* [EXERCISE OBJECTIVE]:
Begin at the line that holds "Transcribe the text in this document." and copy each line exactly until the data below ends, including that last line but no pictures.

Start of RECORDS SUPPLIED

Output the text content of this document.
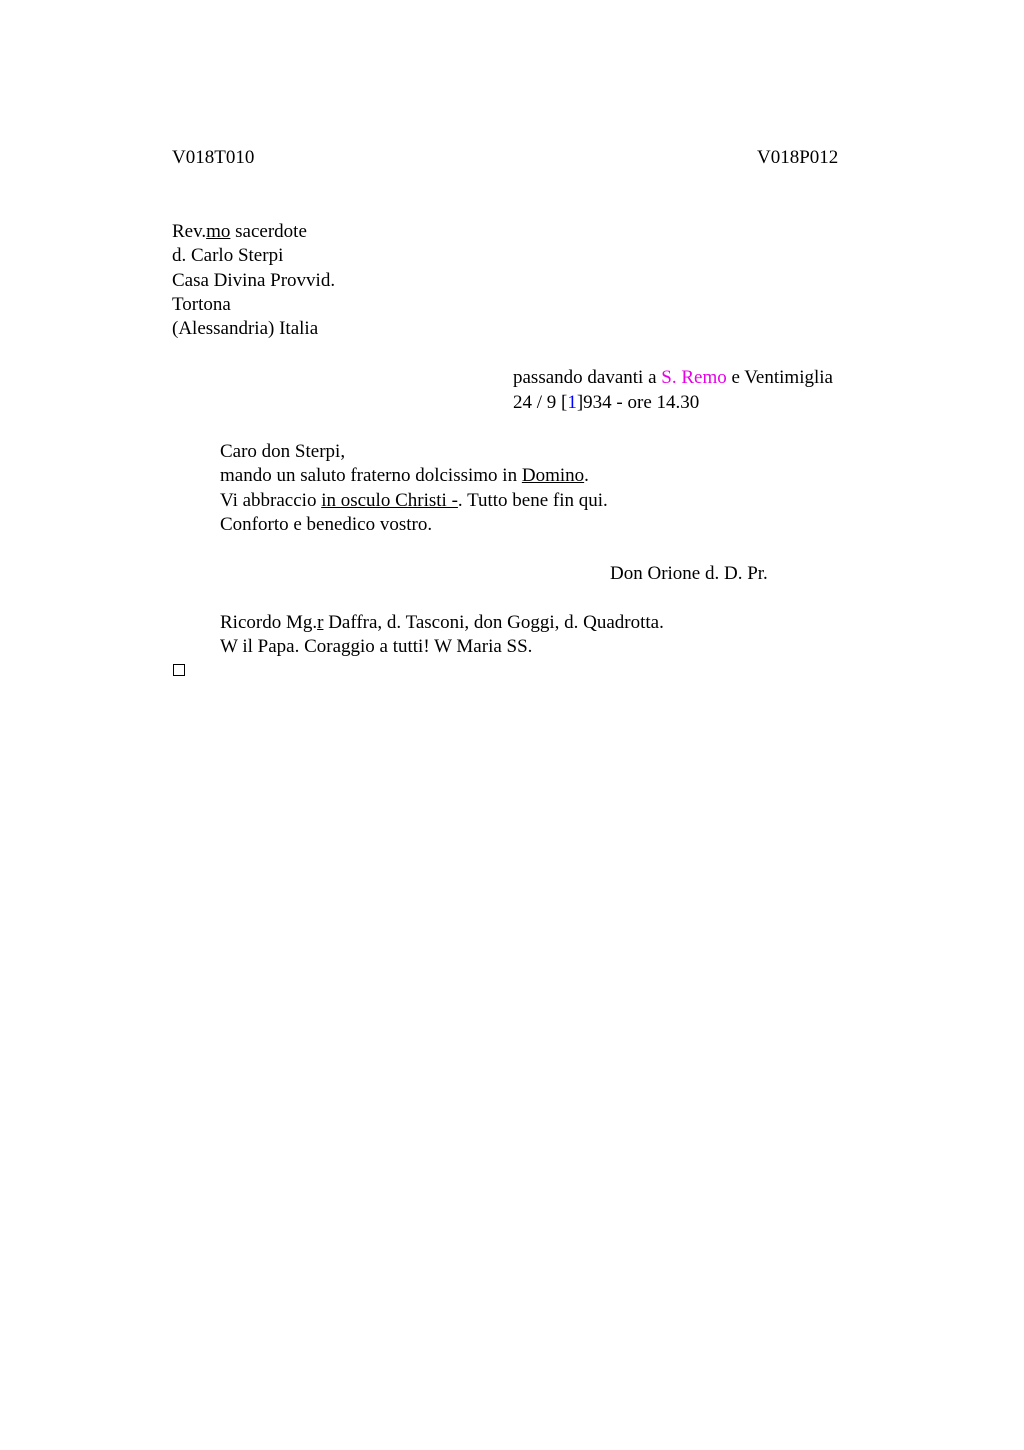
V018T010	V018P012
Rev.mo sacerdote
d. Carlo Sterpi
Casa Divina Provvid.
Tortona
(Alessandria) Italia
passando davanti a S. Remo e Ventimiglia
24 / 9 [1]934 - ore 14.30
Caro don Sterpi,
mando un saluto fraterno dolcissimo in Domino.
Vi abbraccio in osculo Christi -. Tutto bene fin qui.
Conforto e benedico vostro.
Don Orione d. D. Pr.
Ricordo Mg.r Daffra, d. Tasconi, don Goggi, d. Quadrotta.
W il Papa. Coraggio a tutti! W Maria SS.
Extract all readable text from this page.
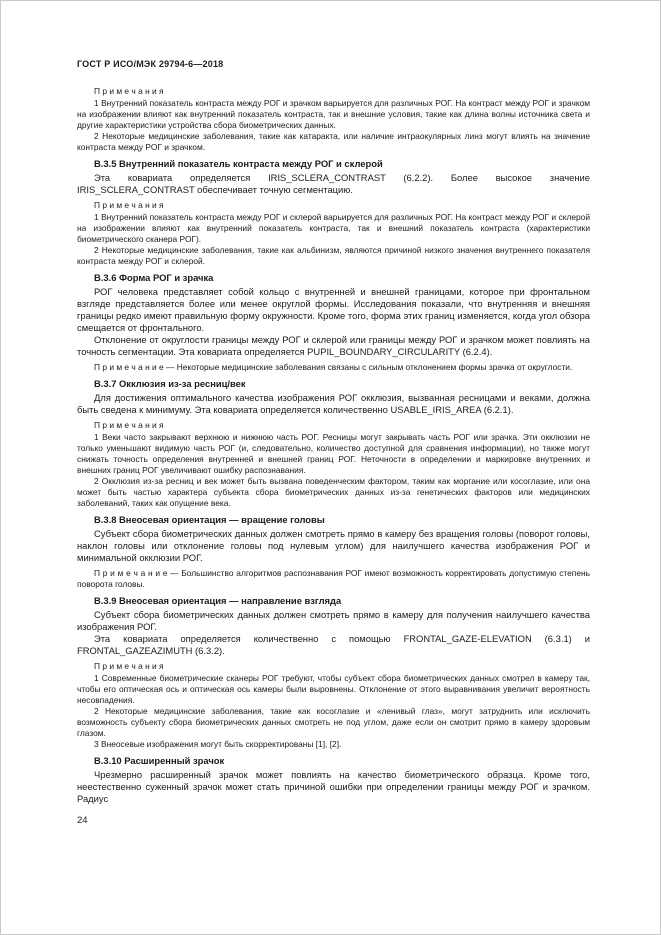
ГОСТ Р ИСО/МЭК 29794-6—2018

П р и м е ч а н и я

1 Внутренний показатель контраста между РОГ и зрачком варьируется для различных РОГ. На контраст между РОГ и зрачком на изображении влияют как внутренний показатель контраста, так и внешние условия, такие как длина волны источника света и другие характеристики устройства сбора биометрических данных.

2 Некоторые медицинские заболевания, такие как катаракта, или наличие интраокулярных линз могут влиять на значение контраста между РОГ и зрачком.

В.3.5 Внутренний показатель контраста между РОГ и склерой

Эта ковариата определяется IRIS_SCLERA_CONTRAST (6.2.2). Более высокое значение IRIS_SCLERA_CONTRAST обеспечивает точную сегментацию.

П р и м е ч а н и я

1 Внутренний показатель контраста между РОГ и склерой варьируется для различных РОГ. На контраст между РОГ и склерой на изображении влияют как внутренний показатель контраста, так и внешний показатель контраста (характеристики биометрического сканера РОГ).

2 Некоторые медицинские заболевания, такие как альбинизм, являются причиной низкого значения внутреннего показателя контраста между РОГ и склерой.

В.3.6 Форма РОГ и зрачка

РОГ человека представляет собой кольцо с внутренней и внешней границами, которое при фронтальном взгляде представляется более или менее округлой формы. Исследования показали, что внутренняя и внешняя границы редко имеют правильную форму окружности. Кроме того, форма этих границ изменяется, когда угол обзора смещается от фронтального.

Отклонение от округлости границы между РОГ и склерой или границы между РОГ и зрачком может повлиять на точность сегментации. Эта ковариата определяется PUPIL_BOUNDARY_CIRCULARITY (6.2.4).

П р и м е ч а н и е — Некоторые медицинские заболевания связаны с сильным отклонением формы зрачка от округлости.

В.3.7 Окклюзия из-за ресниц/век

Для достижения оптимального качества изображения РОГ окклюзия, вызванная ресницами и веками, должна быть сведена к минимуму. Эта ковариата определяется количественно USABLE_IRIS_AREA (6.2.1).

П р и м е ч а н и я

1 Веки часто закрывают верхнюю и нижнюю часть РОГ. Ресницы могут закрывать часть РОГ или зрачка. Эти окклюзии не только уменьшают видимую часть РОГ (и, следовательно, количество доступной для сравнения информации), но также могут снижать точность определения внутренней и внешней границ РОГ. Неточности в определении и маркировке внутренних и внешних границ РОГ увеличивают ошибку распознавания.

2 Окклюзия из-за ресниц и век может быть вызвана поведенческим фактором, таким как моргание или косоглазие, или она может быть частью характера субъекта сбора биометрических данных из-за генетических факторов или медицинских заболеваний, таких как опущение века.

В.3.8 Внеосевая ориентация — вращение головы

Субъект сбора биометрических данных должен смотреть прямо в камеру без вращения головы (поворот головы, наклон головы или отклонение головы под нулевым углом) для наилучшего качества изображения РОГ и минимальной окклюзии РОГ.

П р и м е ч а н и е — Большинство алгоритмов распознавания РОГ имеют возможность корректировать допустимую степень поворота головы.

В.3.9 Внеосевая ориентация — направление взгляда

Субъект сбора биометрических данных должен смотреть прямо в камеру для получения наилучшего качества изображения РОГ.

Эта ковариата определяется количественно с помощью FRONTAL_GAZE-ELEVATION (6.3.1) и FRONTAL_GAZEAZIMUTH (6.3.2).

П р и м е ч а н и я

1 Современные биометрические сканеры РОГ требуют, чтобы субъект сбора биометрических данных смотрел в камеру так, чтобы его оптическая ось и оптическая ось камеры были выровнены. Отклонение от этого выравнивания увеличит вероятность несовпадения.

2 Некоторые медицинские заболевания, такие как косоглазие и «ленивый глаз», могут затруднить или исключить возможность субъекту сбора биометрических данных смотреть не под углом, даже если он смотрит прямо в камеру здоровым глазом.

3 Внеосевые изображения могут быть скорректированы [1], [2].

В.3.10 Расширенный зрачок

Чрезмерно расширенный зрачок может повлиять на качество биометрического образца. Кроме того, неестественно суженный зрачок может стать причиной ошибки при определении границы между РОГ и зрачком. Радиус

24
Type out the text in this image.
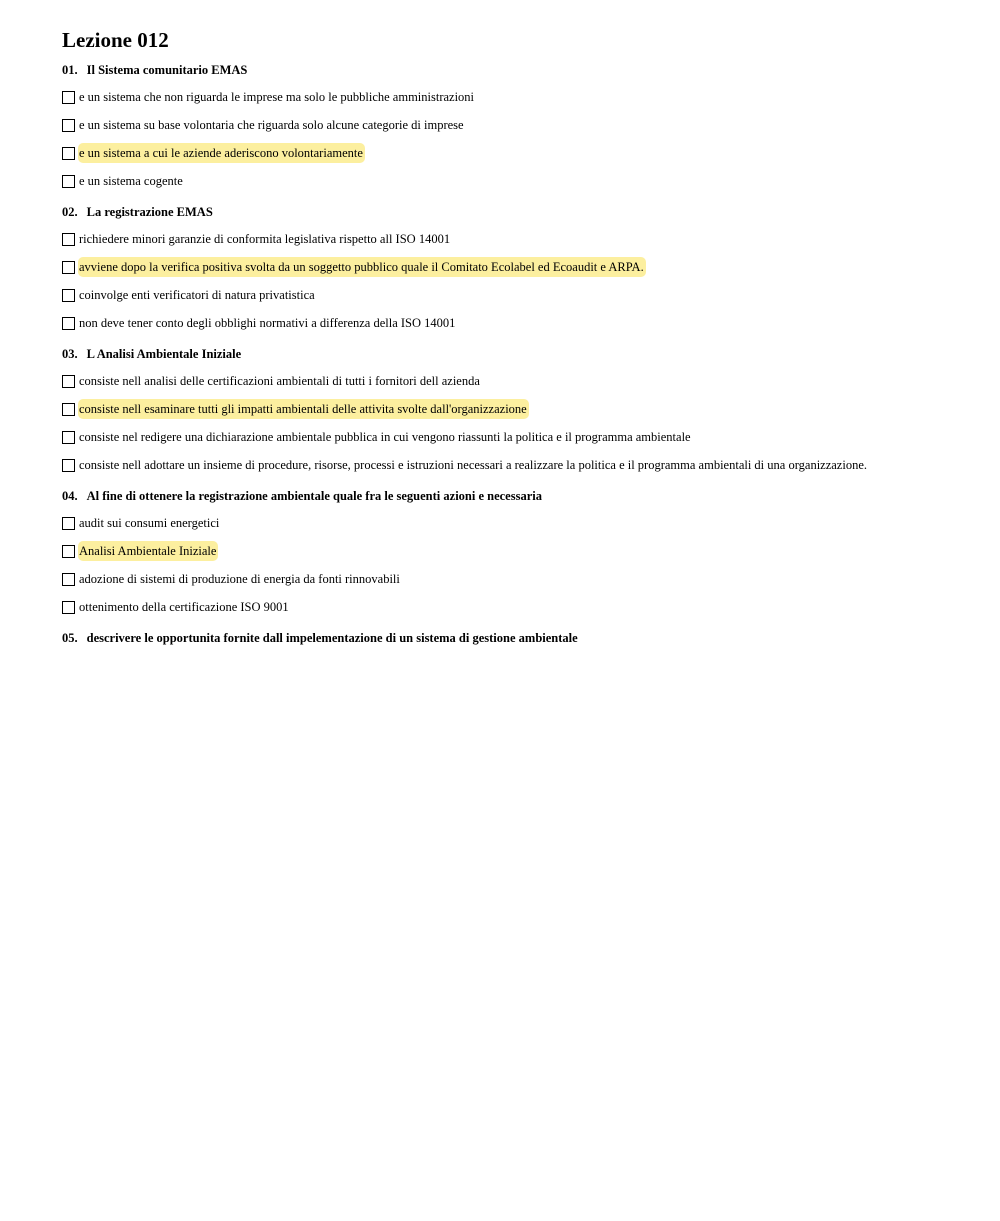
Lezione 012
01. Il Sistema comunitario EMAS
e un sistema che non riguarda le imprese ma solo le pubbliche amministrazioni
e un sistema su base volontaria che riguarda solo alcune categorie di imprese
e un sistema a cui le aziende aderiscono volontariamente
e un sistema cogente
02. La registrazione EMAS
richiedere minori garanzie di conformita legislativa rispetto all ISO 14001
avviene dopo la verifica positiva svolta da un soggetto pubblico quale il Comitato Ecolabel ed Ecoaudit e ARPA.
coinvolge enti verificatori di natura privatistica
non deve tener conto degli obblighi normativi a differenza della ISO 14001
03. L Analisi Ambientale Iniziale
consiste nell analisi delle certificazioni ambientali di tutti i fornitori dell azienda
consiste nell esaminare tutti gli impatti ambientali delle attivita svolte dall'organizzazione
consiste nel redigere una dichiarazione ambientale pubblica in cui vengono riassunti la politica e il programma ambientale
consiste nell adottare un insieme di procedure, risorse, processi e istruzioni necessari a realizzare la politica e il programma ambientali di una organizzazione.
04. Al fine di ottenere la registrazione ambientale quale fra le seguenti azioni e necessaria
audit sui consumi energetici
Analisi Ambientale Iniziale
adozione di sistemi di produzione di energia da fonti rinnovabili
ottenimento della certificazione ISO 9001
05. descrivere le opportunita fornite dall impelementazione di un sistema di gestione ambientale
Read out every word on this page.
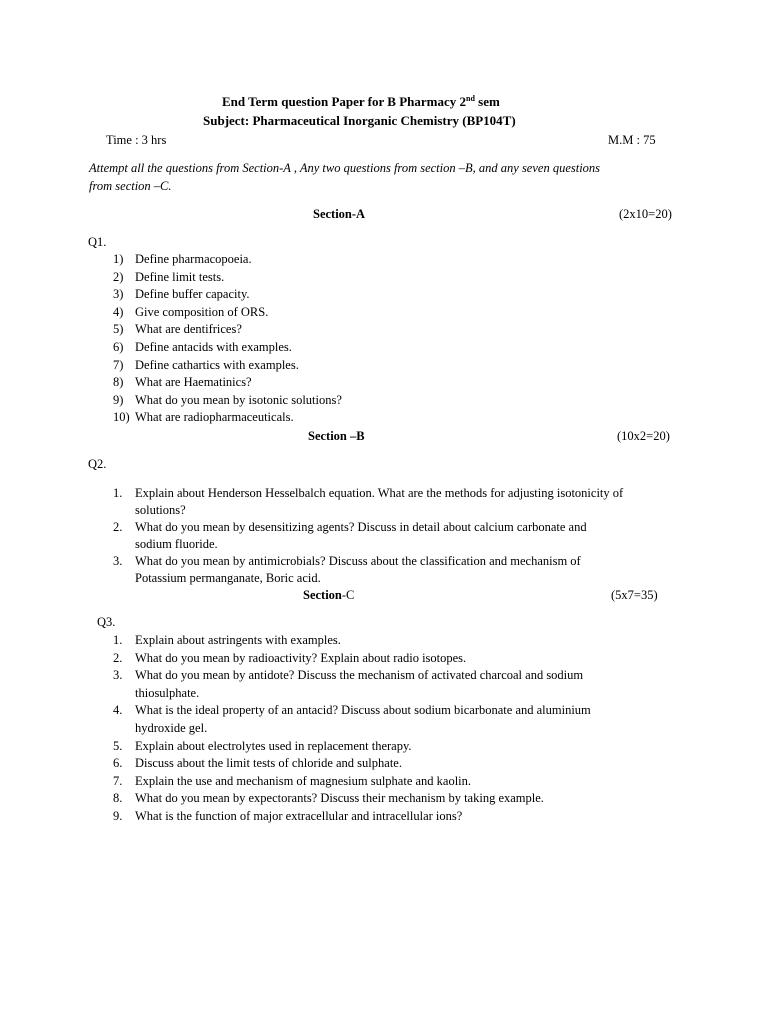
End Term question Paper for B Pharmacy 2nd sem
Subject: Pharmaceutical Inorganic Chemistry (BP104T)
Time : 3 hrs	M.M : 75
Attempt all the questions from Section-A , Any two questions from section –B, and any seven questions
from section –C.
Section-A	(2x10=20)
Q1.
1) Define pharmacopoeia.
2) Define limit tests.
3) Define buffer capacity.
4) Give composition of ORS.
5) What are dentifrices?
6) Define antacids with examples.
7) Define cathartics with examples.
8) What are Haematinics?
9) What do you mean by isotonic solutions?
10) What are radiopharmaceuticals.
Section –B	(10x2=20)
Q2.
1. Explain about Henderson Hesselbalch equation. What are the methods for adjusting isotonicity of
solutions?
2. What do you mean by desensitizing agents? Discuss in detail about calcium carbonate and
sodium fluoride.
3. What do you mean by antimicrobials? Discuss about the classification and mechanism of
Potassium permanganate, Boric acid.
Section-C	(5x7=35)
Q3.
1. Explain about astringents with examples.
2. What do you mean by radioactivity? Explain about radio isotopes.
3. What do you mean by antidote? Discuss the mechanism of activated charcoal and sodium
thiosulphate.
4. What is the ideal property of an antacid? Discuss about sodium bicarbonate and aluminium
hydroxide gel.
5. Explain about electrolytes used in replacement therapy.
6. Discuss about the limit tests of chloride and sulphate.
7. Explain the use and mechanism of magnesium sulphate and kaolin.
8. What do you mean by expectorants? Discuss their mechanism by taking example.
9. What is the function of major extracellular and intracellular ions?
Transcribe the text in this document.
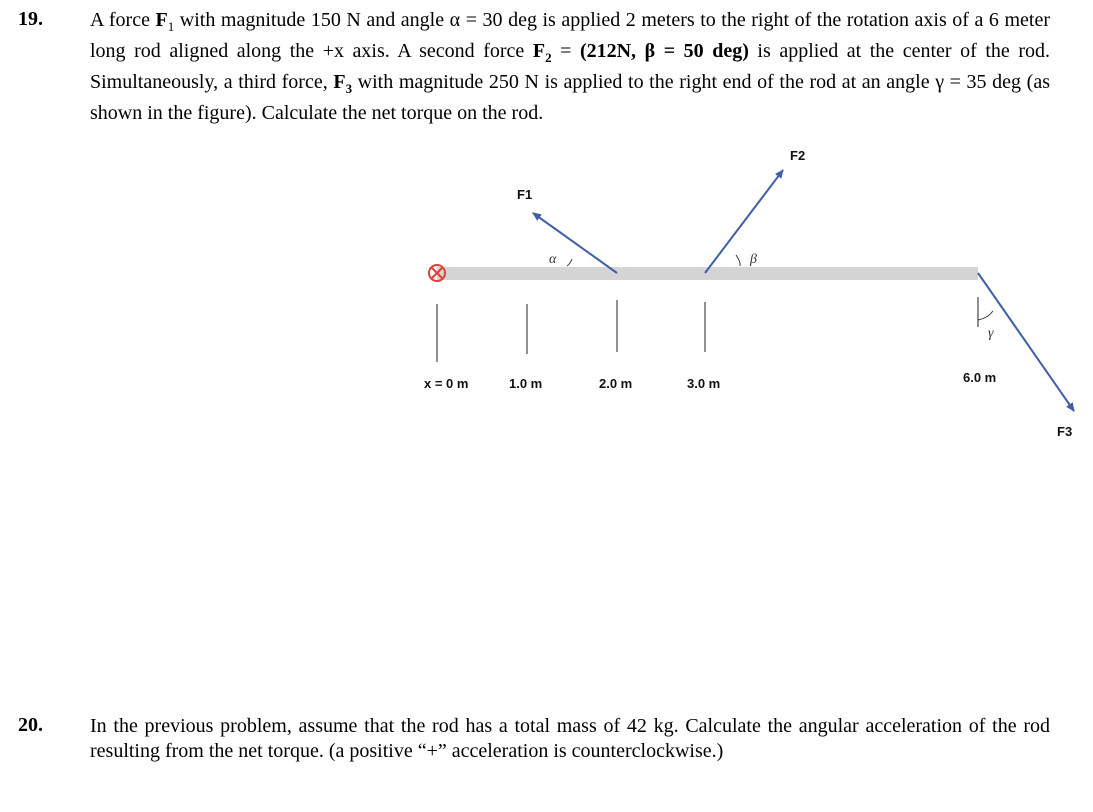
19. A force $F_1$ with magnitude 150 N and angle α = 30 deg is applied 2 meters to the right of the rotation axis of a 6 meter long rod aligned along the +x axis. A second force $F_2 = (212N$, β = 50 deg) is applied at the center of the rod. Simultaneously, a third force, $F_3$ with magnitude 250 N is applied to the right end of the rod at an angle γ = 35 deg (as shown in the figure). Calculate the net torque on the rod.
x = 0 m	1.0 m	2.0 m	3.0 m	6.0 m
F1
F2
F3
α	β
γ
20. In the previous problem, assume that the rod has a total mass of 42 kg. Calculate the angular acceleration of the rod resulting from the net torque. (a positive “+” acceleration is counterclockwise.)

End of RECORDS SUPPLIED

* [REPLY TO THE EXERCISE]:
Transcribe the text in this document.
19. A force $F_1$ with magnitude 150 N and angle α = 30 deg is applied 2 meters to the right of the rotation axis of a 6 meter long rod aligned along the +x axis. A second force $F_2 = (212N$, β = 50 deg) is applied at the center of the rod. Simultaneously, a third force, $F_3$ with magnitude 250 N is applied to the right end of the rod at an angle γ = 35 deg (as shown in the figure). Calculate the net torque on the rod.
x = 0 m	1.0 m	2.0 m	3.0 m	6.0 m
F1
F2
F3
α	β
γ
20. In the previous problem, assume that the rod has a total mass of 42 kg. Calculate the angular acceleration of the rod resulting from the net torque. (a positive “+” acceleration is counterclockwise.)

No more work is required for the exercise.